(A run of records)
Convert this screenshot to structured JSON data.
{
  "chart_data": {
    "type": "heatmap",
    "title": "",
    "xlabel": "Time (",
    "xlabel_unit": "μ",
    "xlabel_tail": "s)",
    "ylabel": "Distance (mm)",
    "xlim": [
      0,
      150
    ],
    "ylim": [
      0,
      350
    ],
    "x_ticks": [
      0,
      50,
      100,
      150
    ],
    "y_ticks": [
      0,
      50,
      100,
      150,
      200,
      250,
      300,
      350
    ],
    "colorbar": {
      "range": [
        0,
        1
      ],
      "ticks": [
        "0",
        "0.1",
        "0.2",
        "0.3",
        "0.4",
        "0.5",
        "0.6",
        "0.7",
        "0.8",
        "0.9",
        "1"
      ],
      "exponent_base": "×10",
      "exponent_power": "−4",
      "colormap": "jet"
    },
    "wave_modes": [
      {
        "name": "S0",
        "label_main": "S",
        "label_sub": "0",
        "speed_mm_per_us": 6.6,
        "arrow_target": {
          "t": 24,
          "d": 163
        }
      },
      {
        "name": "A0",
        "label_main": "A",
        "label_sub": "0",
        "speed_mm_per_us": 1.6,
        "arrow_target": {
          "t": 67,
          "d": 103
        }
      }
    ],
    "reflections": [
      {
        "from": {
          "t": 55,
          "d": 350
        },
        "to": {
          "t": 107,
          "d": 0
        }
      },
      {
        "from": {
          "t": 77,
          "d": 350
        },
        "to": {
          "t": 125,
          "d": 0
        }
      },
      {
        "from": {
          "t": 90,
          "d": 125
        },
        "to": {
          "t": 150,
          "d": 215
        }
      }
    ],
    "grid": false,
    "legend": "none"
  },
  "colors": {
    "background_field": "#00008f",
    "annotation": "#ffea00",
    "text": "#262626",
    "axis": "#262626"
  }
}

- EXERCISE AIM
Extract all the material, leaving every line as it is.

- RESULT OF THE EXERCISE
Convert this screenshot to structured JSON data.
{
  "chart_data": {
    "type": "heatmap",
    "title": "",
    "xlabel": "Time (",
    "xlabel_unit": "μ",
    "xlabel_tail": "s)",
    "ylabel": "Distance (mm)",
    "xlim": [
      0,
      150
    ],
    "ylim": [
      0,
      350
    ],
    "x_ticks": [
      0,
      50,
      100,
      150
    ],
    "y_ticks": [
      0,
      50,
      100,
      150,
      200,
      250,
      300,
      350
    ],
    "colorbar": {
      "range": [
        0,
        1
      ],
      "ticks": [
        "0",
        "0.1",
        "0.2",
        "0.3",
        "0.4",
        "0.5",
        "0.6",
        "0.7",
        "0.8",
        "0.9",
        "1"
      ],
      "exponent_base": "×10",
      "exponent_power": "−4",
      "colormap": "jet"
    },
    "wave_modes": [
      {
        "name": "S0",
        "label_main": "S",
        "label_sub": "0",
        "speed_mm_per_us": 6.6,
        "arrow_target": {
          "t": 24,
          "d": 163
        }
      },
      {
        "name": "A0",
        "label_main": "A",
        "label_sub": "0",
        "speed_mm_per_us": 1.6,
        "arrow_target": {
          "t": 67,
          "d": 103
        }
      }
    ],
    "reflections": [
      {
        "from": {
          "t": 55,
          "d": 350
        },
        "to": {
          "t": 107,
          "d": 0
        }
      },
      {
        "from": {
          "t": 77,
          "d": 350
        },
        "to": {
          "t": 125,
          "d": 0
        }
      },
      {
        "from": {
          "t": 90,
          "d": 125
        },
        "to": {
          "t": 150,
          "d": 215
        }
      }
    ],
    "grid": false,
    "legend": "none"
  },
  "colors": {
    "background_field": "#00008f",
    "annotation": "#ffea00",
    "text": "#262626",
    "axis": "#262626"
  }
}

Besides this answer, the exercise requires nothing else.